- **Requirements**
Write out the whole listing, matching it exactly.
--*--
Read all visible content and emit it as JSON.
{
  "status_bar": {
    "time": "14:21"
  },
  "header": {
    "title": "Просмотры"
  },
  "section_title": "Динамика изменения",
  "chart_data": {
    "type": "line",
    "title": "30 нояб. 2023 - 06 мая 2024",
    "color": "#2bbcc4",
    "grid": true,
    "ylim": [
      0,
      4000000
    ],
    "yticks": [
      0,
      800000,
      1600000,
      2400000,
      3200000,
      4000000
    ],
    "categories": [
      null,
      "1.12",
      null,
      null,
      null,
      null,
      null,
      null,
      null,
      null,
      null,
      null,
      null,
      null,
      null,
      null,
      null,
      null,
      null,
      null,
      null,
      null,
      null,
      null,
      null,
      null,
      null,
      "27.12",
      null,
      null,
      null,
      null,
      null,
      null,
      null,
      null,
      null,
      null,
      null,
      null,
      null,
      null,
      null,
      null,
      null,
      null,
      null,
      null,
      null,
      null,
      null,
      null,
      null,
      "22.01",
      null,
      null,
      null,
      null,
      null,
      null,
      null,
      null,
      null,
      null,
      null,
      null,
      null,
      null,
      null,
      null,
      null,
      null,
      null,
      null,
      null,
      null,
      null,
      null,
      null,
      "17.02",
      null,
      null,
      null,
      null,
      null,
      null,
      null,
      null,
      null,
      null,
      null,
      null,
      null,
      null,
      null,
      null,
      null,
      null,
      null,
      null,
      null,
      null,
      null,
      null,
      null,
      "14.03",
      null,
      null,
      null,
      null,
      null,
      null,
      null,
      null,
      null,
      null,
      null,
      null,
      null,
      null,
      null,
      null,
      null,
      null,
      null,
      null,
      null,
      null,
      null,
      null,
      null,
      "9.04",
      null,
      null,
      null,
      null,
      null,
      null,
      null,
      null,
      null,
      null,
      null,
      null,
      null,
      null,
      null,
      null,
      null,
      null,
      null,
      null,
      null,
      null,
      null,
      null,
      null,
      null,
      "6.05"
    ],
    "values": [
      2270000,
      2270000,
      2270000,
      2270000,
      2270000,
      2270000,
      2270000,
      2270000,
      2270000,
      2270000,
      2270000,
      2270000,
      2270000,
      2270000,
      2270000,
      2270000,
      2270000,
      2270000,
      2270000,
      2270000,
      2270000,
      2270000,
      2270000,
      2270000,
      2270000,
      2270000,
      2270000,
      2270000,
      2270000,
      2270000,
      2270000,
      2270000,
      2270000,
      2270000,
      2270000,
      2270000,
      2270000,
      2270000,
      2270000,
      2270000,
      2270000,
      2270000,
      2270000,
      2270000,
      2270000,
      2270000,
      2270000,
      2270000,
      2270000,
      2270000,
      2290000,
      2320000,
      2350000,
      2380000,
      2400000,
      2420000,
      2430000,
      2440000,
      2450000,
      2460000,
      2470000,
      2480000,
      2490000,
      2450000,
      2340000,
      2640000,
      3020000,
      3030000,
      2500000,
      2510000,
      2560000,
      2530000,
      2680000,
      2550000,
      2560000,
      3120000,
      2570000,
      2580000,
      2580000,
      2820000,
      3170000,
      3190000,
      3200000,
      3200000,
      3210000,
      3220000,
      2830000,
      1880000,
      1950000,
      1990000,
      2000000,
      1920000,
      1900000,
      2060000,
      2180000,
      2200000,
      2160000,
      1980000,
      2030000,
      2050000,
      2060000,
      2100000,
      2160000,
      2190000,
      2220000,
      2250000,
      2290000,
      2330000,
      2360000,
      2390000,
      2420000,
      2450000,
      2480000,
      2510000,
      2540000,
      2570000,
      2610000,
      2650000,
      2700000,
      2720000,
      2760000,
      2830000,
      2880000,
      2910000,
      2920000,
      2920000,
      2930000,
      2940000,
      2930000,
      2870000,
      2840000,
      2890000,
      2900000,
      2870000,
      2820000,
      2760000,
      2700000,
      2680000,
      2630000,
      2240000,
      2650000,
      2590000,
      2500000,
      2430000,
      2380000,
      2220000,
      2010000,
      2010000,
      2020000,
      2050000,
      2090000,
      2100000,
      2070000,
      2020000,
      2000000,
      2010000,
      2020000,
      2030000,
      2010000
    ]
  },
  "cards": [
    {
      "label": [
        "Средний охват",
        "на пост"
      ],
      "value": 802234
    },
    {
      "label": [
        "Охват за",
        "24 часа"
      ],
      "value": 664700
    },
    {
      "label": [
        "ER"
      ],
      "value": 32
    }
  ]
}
--*--
- **Answer to the task**
Read all visible content and emit it as JSON.
{
  "status_bar": {
    "time": "14:21"
  },
  "header": {
    "title": "Просмотры"
  },
  "section_title": "Динамика изменения",
  "chart_data": {
    "type": "line",
    "title": "30 нояб. 2023 - 06 мая 2024",
    "color": "#2bbcc4",
    "grid": true,
    "ylim": [
      0,
      4000000
    ],
    "yticks": [
      0,
      800000,
      1600000,
      2400000,
      3200000,
      4000000
    ],
    "categories": [
      null,
      "1.12",
      null,
      null,
      null,
      null,
      null,
      null,
      null,
      null,
      null,
      null,
      null,
      null,
      null,
      null,
      null,
      null,
      null,
      null,
      null,
      null,
      null,
      null,
      null,
      null,
      null,
      "27.12",
      null,
      null,
      null,
      null,
      null,
      null,
      null,
      null,
      null,
      null,
      null,
      null,
      null,
      null,
      null,
      null,
      null,
      null,
      null,
      null,
      null,
      null,
      null,
      null,
      null,
      "22.01",
      null,
      null,
      null,
      null,
      null,
      null,
      null,
      null,
      null,
      null,
      null,
      null,
      null,
      null,
      null,
      null,
      null,
      null,
      null,
      null,
      null,
      null,
      null,
      null,
      null,
      "17.02",
      null,
      null,
      null,
      null,
      null,
      null,
      null,
      null,
      null,
      null,
      null,
      null,
      null,
      null,
      null,
      null,
      null,
      null,
      null,
      null,
      null,
      null,
      null,
      null,
      null,
      "14.03",
      null,
      null,
      null,
      null,
      null,
      null,
      null,
      null,
      null,
      null,
      null,
      null,
      null,
      null,
      null,
      null,
      null,
      null,
      null,
      null,
      null,
      null,
      null,
      null,
      null,
      "9.04",
      null,
      null,
      null,
      null,
      null,
      null,
      null,
      null,
      null,
      null,
      null,
      null,
      null,
      null,
      null,
      null,
      null,
      null,
      null,
      null,
      null,
      null,
      null,
      null,
      null,
      null,
      "6.05"
    ],
    "values": [
      2270000,
      2270000,
      2270000,
      2270000,
      2270000,
      2270000,
      2270000,
      2270000,
      2270000,
      2270000,
      2270000,
      2270000,
      2270000,
      2270000,
      2270000,
      2270000,
      2270000,
      2270000,
      2270000,
      2270000,
      2270000,
      2270000,
      2270000,
      2270000,
      2270000,
      2270000,
      2270000,
      2270000,
      2270000,
      2270000,
      2270000,
      2270000,
      2270000,
      2270000,
      2270000,
      2270000,
      2270000,
      2270000,
      2270000,
      2270000,
      2270000,
      2270000,
      2270000,
      2270000,
      2270000,
      2270000,
      2270000,
      2270000,
      2270000,
      2270000,
      2290000,
      2320000,
      2350000,
      2380000,
      2400000,
      2420000,
      2430000,
      2440000,
      2450000,
      2460000,
      2470000,
      2480000,
      2490000,
      2450000,
      2340000,
      2640000,
      3020000,
      3030000,
      2500000,
      2510000,
      2560000,
      2530000,
      2680000,
      2550000,
      2560000,
      3120000,
      2570000,
      2580000,
      2580000,
      2820000,
      3170000,
      3190000,
      3200000,
      3200000,
      3210000,
      3220000,
      2830000,
      1880000,
      1950000,
      1990000,
      2000000,
      1920000,
      1900000,
      2060000,
      2180000,
      2200000,
      2160000,
      1980000,
      2030000,
      2050000,
      2060000,
      2100000,
      2160000,
      2190000,
      2220000,
      2250000,
      2290000,
      2330000,
      2360000,
      2390000,
      2420000,
      2450000,
      2480000,
      2510000,
      2540000,
      2570000,
      2610000,
      2650000,
      2700000,
      2720000,
      2760000,
      2830000,
      2880000,
      2910000,
      2920000,
      2920000,
      2930000,
      2940000,
      2930000,
      2870000,
      2840000,
      2890000,
      2900000,
      2870000,
      2820000,
      2760000,
      2700000,
      2680000,
      2630000,
      2240000,
      2650000,
      2590000,
      2500000,
      2430000,
      2380000,
      2220000,
      2010000,
      2010000,
      2020000,
      2050000,
      2090000,
      2100000,
      2070000,
      2020000,
      2000000,
      2010000,
      2020000,
      2030000,
      2010000
    ]
  },
  "cards": [
    {
      "label": [
        "Средний охват",
        "на пост"
      ],
      "value": 802234
    },
    {
      "label": [
        "Охват за",
        "24 часа"
      ],
      "value": 664700
    },
    {
      "label": [
        "ER"
      ],
      "value": 32
    }
  ]
}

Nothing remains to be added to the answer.